* MATERIAL SUPPLIED *
==*==

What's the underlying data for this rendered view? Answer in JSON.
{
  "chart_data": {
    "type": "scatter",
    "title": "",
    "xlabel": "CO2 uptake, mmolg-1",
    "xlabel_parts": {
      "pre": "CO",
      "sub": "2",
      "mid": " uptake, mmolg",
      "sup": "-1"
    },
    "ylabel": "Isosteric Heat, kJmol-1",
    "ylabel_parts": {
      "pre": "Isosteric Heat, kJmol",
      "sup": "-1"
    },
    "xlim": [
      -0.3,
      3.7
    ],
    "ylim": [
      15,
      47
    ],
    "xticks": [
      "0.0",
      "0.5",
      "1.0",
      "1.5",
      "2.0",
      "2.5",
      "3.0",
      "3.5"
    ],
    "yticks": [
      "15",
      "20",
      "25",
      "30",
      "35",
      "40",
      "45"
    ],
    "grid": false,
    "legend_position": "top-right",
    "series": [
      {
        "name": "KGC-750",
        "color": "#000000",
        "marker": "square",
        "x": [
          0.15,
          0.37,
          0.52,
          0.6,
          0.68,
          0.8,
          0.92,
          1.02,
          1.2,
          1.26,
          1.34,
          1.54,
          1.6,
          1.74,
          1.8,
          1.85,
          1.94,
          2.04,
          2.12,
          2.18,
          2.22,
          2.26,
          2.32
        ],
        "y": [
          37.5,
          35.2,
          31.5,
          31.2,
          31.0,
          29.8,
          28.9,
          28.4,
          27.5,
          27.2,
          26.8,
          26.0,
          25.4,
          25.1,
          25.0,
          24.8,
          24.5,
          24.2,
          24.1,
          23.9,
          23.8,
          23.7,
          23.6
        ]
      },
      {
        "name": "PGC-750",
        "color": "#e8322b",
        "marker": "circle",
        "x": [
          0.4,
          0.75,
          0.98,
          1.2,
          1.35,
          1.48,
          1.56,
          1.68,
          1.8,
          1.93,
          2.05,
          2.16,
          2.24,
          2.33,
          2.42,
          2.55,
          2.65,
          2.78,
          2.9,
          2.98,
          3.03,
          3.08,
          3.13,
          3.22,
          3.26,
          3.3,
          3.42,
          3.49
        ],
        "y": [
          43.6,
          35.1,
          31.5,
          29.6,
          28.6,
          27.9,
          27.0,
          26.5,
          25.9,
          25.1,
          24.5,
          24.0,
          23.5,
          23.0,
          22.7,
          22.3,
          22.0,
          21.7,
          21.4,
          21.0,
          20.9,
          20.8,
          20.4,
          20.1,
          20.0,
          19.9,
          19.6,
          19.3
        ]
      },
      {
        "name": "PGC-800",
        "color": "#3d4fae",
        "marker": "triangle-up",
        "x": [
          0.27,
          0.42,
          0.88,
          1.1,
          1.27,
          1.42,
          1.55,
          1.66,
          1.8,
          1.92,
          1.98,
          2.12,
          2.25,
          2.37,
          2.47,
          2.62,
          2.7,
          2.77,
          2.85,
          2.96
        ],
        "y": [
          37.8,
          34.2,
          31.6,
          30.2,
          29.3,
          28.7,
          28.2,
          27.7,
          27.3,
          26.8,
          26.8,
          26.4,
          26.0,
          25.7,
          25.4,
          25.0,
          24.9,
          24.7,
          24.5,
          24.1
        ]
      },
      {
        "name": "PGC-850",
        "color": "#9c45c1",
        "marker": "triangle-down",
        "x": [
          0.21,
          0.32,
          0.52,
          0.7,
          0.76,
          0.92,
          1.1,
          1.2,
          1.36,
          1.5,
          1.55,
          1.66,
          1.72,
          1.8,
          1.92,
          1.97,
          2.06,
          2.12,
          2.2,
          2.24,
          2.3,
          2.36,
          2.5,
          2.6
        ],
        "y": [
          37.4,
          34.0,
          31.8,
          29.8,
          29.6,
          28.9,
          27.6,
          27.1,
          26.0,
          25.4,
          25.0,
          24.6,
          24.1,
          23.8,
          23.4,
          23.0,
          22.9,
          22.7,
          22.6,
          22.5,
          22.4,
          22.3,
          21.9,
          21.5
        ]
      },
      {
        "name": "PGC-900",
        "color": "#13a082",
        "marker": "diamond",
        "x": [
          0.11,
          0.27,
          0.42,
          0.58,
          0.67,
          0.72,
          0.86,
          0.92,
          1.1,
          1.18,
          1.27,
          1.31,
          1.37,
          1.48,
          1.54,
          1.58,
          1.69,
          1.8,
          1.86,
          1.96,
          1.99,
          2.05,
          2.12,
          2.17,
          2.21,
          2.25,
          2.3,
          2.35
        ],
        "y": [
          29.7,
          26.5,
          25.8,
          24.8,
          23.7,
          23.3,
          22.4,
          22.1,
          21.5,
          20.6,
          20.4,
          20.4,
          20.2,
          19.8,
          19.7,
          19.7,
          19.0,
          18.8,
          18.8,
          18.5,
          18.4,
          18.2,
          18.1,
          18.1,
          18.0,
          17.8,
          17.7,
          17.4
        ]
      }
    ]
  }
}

==*==

* PROBLEM TO WORK ON *
Extract all of the data shown above without alteration.

* RIGHT ANSWER *
What's the underlying data for this rendered view? Answer in JSON.
{
  "chart_data": {
    "type": "scatter",
    "title": "",
    "xlabel": "CO2 uptake, mmolg-1",
    "xlabel_parts": {
      "pre": "CO",
      "sub": "2",
      "mid": " uptake, mmolg",
      "sup": "-1"
    },
    "ylabel": "Isosteric Heat, kJmol-1",
    "ylabel_parts": {
      "pre": "Isosteric Heat, kJmol",
      "sup": "-1"
    },
    "xlim": [
      -0.3,
      3.7
    ],
    "ylim": [
      15,
      47
    ],
    "xticks": [
      "0.0",
      "0.5",
      "1.0",
      "1.5",
      "2.0",
      "2.5",
      "3.0",
      "3.5"
    ],
    "yticks": [
      "15",
      "20",
      "25",
      "30",
      "35",
      "40",
      "45"
    ],
    "grid": false,
    "legend_position": "top-right",
    "series": [
      {
        "name": "KGC-750",
        "color": "#000000",
        "marker": "square",
        "x": [
          0.15,
          0.37,
          0.52,
          0.6,
          0.68,
          0.8,
          0.92,
          1.02,
          1.2,
          1.26,
          1.34,
          1.54,
          1.6,
          1.74,
          1.8,
          1.85,
          1.94,
          2.04,
          2.12,
          2.18,
          2.22,
          2.26,
          2.32
        ],
        "y": [
          37.5,
          35.2,
          31.5,
          31.2,
          31.0,
          29.8,
          28.9,
          28.4,
          27.5,
          27.2,
          26.8,
          26.0,
          25.4,
          25.1,
          25.0,
          24.8,
          24.5,
          24.2,
          24.1,
          23.9,
          23.8,
          23.7,
          23.6
        ]
      },
      {
        "name": "PGC-750",
        "color": "#e8322b",
        "marker": "circle",
        "x": [
          0.4,
          0.75,
          0.98,
          1.2,
          1.35,
          1.48,
          1.56,
          1.68,
          1.8,
          1.93,
          2.05,
          2.16,
          2.24,
          2.33,
          2.42,
          2.55,
          2.65,
          2.78,
          2.9,
          2.98,
          3.03,
          3.08,
          3.13,
          3.22,
          3.26,
          3.3,
          3.42,
          3.49
        ],
        "y": [
          43.6,
          35.1,
          31.5,
          29.6,
          28.6,
          27.9,
          27.0,
          26.5,
          25.9,
          25.1,
          24.5,
          24.0,
          23.5,
          23.0,
          22.7,
          22.3,
          22.0,
          21.7,
          21.4,
          21.0,
          20.9,
          20.8,
          20.4,
          20.1,
          20.0,
          19.9,
          19.6,
          19.3
        ]
      },
      {
        "name": "PGC-800",
        "color": "#3d4fae",
        "marker": "triangle-up",
        "x": [
          0.27,
          0.42,
          0.88,
          1.1,
          1.27,
          1.42,
          1.55,
          1.66,
          1.8,
          1.92,
          1.98,
          2.12,
          2.25,
          2.37,
          2.47,
          2.62,
          2.7,
          2.77,
          2.85,
          2.96
        ],
        "y": [
          37.8,
          34.2,
          31.6,
          30.2,
          29.3,
          28.7,
          28.2,
          27.7,
          27.3,
          26.8,
          26.8,
          26.4,
          26.0,
          25.7,
          25.4,
          25.0,
          24.9,
          24.7,
          24.5,
          24.1
        ]
      },
      {
        "name": "PGC-850",
        "color": "#9c45c1",
        "marker": "triangle-down",
        "x": [
          0.21,
          0.32,
          0.52,
          0.7,
          0.76,
          0.92,
          1.1,
          1.2,
          1.36,
          1.5,
          1.55,
          1.66,
          1.72,
          1.8,
          1.92,
          1.97,
          2.06,
          2.12,
          2.2,
          2.24,
          2.3,
          2.36,
          2.5,
          2.6
        ],
        "y": [
          37.4,
          34.0,
          31.8,
          29.8,
          29.6,
          28.9,
          27.6,
          27.1,
          26.0,
          25.4,
          25.0,
          24.6,
          24.1,
          23.8,
          23.4,
          23.0,
          22.9,
          22.7,
          22.6,
          22.5,
          22.4,
          22.3,
          21.9,
          21.5
        ]
      },
      {
        "name": "PGC-900",
        "color": "#13a082",
        "marker": "diamond",
        "x": [
          0.11,
          0.27,
          0.42,
          0.58,
          0.67,
          0.72,
          0.86,
          0.92,
          1.1,
          1.18,
          1.27,
          1.31,
          1.37,
          1.48,
          1.54,
          1.58,
          1.69,
          1.8,
          1.86,
          1.96,
          1.99,
          2.05,
          2.12,
          2.17,
          2.21,
          2.25,
          2.3,
          2.35
        ],
        "y": [
          29.7,
          26.5,
          25.8,
          24.8,
          23.7,
          23.3,
          22.4,
          22.1,
          21.5,
          20.6,
          20.4,
          20.4,
          20.2,
          19.8,
          19.7,
          19.7,
          19.0,
          18.8,
          18.8,
          18.5,
          18.4,
          18.2,
          18.1,
          18.1,
          18.0,
          17.8,
          17.7,
          17.4
        ]
      }
    ]
  }
}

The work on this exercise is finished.